PROBLEM REQUIREMENTS -
Make an exact copy of the listing below.

Dataset records
--- --- ---

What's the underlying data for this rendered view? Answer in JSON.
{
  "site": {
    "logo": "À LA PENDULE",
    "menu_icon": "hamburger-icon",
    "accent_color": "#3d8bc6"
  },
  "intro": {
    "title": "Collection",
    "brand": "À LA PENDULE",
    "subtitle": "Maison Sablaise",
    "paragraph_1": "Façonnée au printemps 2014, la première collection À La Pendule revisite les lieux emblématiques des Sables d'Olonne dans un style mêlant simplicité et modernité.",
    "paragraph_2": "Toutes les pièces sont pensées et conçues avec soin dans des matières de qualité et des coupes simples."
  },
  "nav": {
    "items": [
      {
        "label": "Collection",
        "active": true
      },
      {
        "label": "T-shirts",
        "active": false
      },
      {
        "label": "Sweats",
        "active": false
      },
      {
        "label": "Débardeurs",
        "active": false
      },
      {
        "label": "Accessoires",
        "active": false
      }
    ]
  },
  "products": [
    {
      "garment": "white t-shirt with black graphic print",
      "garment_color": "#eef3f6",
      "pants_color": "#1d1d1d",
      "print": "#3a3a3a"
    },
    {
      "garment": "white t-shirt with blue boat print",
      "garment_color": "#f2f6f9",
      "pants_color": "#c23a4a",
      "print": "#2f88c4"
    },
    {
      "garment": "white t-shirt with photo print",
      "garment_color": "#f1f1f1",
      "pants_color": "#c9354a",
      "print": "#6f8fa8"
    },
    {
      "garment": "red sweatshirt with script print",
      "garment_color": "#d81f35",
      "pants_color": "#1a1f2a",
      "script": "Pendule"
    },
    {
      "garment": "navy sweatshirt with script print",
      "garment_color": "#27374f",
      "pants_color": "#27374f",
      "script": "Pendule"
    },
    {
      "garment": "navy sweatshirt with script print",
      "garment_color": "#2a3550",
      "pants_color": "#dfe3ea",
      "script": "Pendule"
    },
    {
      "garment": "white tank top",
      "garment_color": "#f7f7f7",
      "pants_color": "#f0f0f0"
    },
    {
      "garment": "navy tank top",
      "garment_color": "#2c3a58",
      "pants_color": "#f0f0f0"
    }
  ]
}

--- --- ---

TASK OUTPUT -
What's the underlying data for this rendered view? Answer in JSON.
{
  "site": {
    "logo": "À LA PENDULE",
    "menu_icon": "hamburger-icon",
    "accent_color": "#3d8bc6"
  },
  "intro": {
    "title": "Collection",
    "brand": "À LA PENDULE",
    "subtitle": "Maison Sablaise",
    "paragraph_1": "Façonnée au printemps 2014, la première collection À La Pendule revisite les lieux emblématiques des Sables d'Olonne dans un style mêlant simplicité et modernité.",
    "paragraph_2": "Toutes les pièces sont pensées et conçues avec soin dans des matières de qualité et des coupes simples."
  },
  "nav": {
    "items": [
      {
        "label": "Collection",
        "active": true
      },
      {
        "label": "T-shirts",
        "active": false
      },
      {
        "label": "Sweats",
        "active": false
      },
      {
        "label": "Débardeurs",
        "active": false
      },
      {
        "label": "Accessoires",
        "active": false
      }
    ]
  },
  "products": [
    {
      "garment": "white t-shirt with black graphic print",
      "garment_color": "#eef3f6",
      "pants_color": "#1d1d1d",
      "print": "#3a3a3a"
    },
    {
      "garment": "white t-shirt with blue boat print",
      "garment_color": "#f2f6f9",
      "pants_color": "#c23a4a",
      "print": "#2f88c4"
    },
    {
      "garment": "white t-shirt with photo print",
      "garment_color": "#f1f1f1",
      "pants_color": "#c9354a",
      "print": "#6f8fa8"
    },
    {
      "garment": "red sweatshirt with script print",
      "garment_color": "#d81f35",
      "pants_color": "#1a1f2a",
      "script": "Pendule"
    },
    {
      "garment": "navy sweatshirt with script print",
      "garment_color": "#27374f",
      "pants_color": "#27374f",
      "script": "Pendule"
    },
    {
      "garment": "navy sweatshirt with script print",
      "garment_color": "#2a3550",
      "pants_color": "#dfe3ea",
      "script": "Pendule"
    },
    {
      "garment": "white tank top",
      "garment_color": "#f7f7f7",
      "pants_color": "#f0f0f0"
    },
    {
      "garment": "navy tank top",
      "garment_color": "#2c3a58",
      "pants_color": "#f0f0f0"
    }
  ]
}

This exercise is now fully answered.